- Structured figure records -
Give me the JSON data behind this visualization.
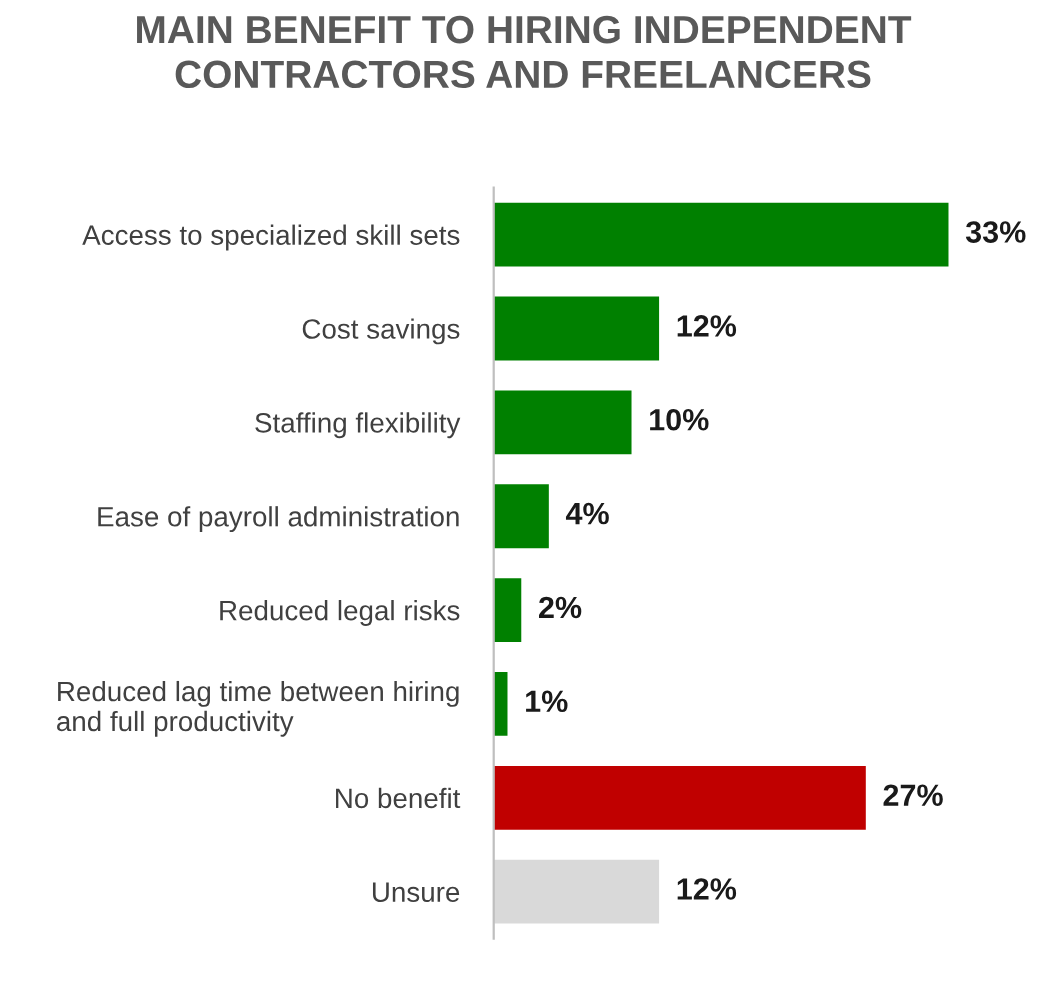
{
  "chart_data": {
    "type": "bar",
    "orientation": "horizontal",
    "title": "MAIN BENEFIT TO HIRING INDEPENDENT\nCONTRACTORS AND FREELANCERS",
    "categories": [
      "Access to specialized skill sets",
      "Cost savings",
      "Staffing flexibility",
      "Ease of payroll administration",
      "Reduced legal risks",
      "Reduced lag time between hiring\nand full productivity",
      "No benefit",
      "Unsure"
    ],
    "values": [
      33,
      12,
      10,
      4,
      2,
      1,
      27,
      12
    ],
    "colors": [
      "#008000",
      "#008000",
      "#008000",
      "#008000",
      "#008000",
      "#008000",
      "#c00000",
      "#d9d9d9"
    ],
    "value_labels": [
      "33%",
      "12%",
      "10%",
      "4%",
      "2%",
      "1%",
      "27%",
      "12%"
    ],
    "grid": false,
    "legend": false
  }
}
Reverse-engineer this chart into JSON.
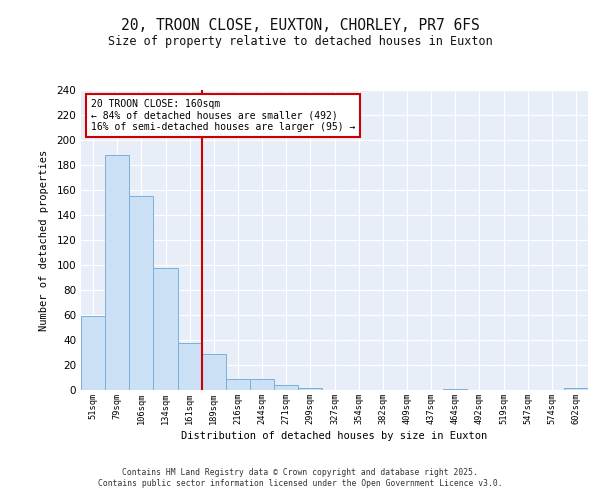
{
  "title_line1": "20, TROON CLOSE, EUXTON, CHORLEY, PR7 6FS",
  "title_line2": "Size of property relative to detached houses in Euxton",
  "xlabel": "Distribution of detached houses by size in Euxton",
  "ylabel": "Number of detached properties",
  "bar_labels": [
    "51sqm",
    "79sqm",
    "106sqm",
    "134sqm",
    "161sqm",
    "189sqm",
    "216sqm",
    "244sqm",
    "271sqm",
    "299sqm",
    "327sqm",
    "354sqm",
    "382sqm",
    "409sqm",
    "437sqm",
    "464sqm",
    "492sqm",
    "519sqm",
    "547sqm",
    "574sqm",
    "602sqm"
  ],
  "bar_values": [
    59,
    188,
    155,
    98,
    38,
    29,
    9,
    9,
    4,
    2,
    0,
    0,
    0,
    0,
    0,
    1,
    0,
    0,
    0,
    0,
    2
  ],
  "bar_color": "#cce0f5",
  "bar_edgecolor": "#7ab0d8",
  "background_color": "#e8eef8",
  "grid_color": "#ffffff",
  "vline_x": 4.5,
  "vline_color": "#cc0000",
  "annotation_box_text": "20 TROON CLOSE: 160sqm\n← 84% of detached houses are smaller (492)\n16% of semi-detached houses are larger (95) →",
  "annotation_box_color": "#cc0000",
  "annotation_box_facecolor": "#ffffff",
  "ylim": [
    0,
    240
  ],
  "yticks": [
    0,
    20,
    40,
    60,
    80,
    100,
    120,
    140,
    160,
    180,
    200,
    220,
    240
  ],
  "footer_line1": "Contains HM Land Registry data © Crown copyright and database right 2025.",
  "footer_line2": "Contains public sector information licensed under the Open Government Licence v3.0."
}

- REQUIRED TASK -
The answer must consist solely of the number of lines in the entries that contain the word "TROON".

- THE RESPONSE -
2